BEGIN EXTRACTED MATERIAL

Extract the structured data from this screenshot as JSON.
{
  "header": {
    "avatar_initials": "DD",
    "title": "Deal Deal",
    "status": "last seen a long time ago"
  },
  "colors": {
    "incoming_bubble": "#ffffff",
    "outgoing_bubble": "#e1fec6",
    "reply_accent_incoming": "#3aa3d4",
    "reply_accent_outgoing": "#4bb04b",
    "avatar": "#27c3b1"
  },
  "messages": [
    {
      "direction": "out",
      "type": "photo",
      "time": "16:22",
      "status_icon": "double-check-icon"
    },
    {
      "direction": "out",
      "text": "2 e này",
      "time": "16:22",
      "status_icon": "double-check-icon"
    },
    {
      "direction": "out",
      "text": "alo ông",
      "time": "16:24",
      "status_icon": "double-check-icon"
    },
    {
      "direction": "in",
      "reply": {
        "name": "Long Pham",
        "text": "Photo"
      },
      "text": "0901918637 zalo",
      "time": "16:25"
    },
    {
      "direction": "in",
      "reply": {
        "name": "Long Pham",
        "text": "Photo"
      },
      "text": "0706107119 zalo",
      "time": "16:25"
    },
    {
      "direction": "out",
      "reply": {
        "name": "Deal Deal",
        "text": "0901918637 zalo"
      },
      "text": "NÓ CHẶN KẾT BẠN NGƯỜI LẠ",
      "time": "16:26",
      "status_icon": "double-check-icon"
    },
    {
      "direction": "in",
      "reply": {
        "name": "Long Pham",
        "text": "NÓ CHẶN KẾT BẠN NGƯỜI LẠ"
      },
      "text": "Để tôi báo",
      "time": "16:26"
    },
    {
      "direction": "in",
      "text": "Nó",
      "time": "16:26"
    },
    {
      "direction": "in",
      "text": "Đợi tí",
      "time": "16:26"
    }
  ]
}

END EXTRACTED MATERIAL

● EXERCISE:
Take every line that includes the string "NGƯỜI" and copy it.

● WRITTEN ANSWER:
      "text": "NÓ CHẶN KẾT BẠN NGƯỜI LẠ",
        "text": "NÓ CHẶN KẾT BẠN NGƯỜI LẠ"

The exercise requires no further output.